— BEGIN Dataset entries —

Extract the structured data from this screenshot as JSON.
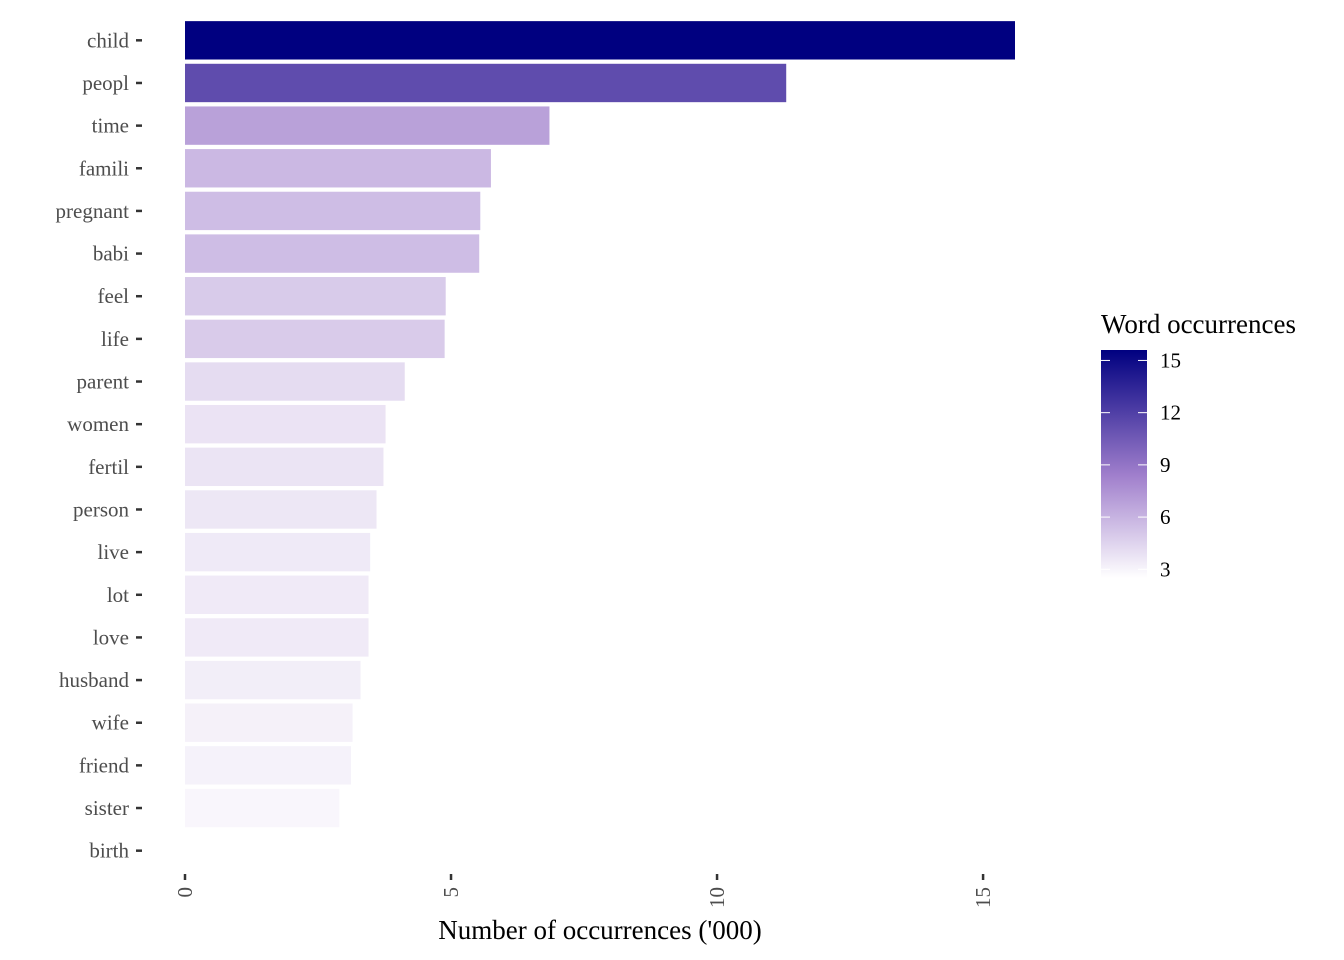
{
  "chart_data": {
    "type": "bar",
    "orientation": "horizontal",
    "categories": [
      "child",
      "peopl",
      "time",
      "famili",
      "pregnant",
      "babi",
      "feel",
      "life",
      "parent",
      "women",
      "fertil",
      "person",
      "live",
      "lot",
      "love",
      "husband",
      "wife",
      "friend",
      "sister",
      "birth"
    ],
    "values": [
      15.6,
      11.3,
      6.85,
      5.75,
      5.55,
      5.53,
      4.9,
      4.88,
      4.13,
      3.77,
      3.73,
      3.6,
      3.48,
      3.45,
      3.45,
      3.3,
      3.15,
      3.12,
      2.9,
      0
    ],
    "xlabel": "Number of occurrences ('000)",
    "ylabel": "",
    "xlim": [
      0,
      15.6
    ],
    "x_ticks": [
      0,
      5,
      10,
      15
    ],
    "grid": false,
    "legend": {
      "title": "Word occurrences",
      "placement": "right",
      "range": [
        2.5,
        15.6
      ],
      "ticks": [
        3,
        6,
        9,
        12,
        15
      ],
      "color_low": "#ffffff",
      "color_mid": "#a07fcc",
      "color_high": "#000080"
    }
  }
}
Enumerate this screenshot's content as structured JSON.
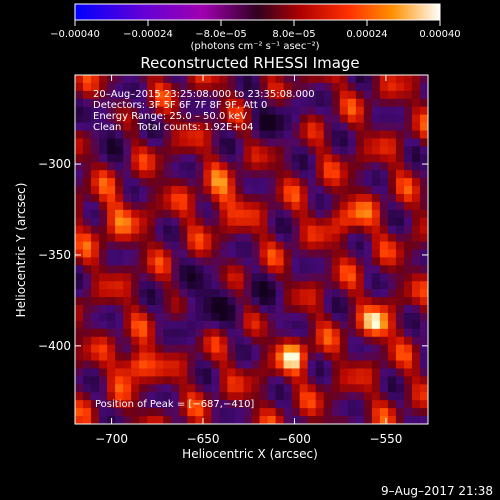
{
  "chart_data": {
    "type": "heatmap",
    "title": "Reconstructed RHESSI Image",
    "xlabel": "Heliocentric X (arcsec)",
    "ylabel": "Heliocentric Y (arcsec)",
    "xlim": [
      -720,
      -527
    ],
    "ylim": [
      -443,
      -251
    ],
    "x_ticks": [
      -700,
      -650,
      -600,
      -550
    ],
    "y_ticks": [
      -300,
      -350,
      -400
    ],
    "x_tick_labels": [
      "−700",
      "−650",
      "−600",
      "−550"
    ],
    "y_tick_labels": [
      "−300",
      "−350",
      "−400"
    ],
    "colorbar": {
      "range": [
        -0.0004,
        0.0004
      ],
      "ticks": [
        -0.0004,
        -0.00024,
        -8e-05,
        8e-05,
        0.00024,
        0.0004
      ],
      "tick_labels": [
        "−0.00040",
        "−0.00024",
        "−8.0e−05",
        "8.0e−05",
        "0.00024",
        "0.00040"
      ],
      "unit_label": "(photons cm⁻² s⁻¹ asec⁻²)"
    },
    "peak": {
      "x": -687,
      "y": -410
    },
    "grid": false
  },
  "annotations": {
    "time_range": "20–Aug–2015 23:25:08.000 to 23:35:08.000",
    "detectors": "Detectors: 3F 5F 6F 7F 8F 9F, Att 0",
    "energy_range": "Energy Range: 25.0 – 50.0 keV",
    "clean": "Clean     Total counts: 1.92E+04",
    "peak_label": "Position of Peak = [−687,−410]"
  },
  "footer": {
    "timestamp": "9–Aug–2017 21:38"
  }
}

— END Dataset entries —

*Given task:* Copy out every line from the data above that has "screenshot" in it.

*The solution:*
Extract the structured data from this screenshot as JSON.
Enumerate this screenshot's content as structured JSON.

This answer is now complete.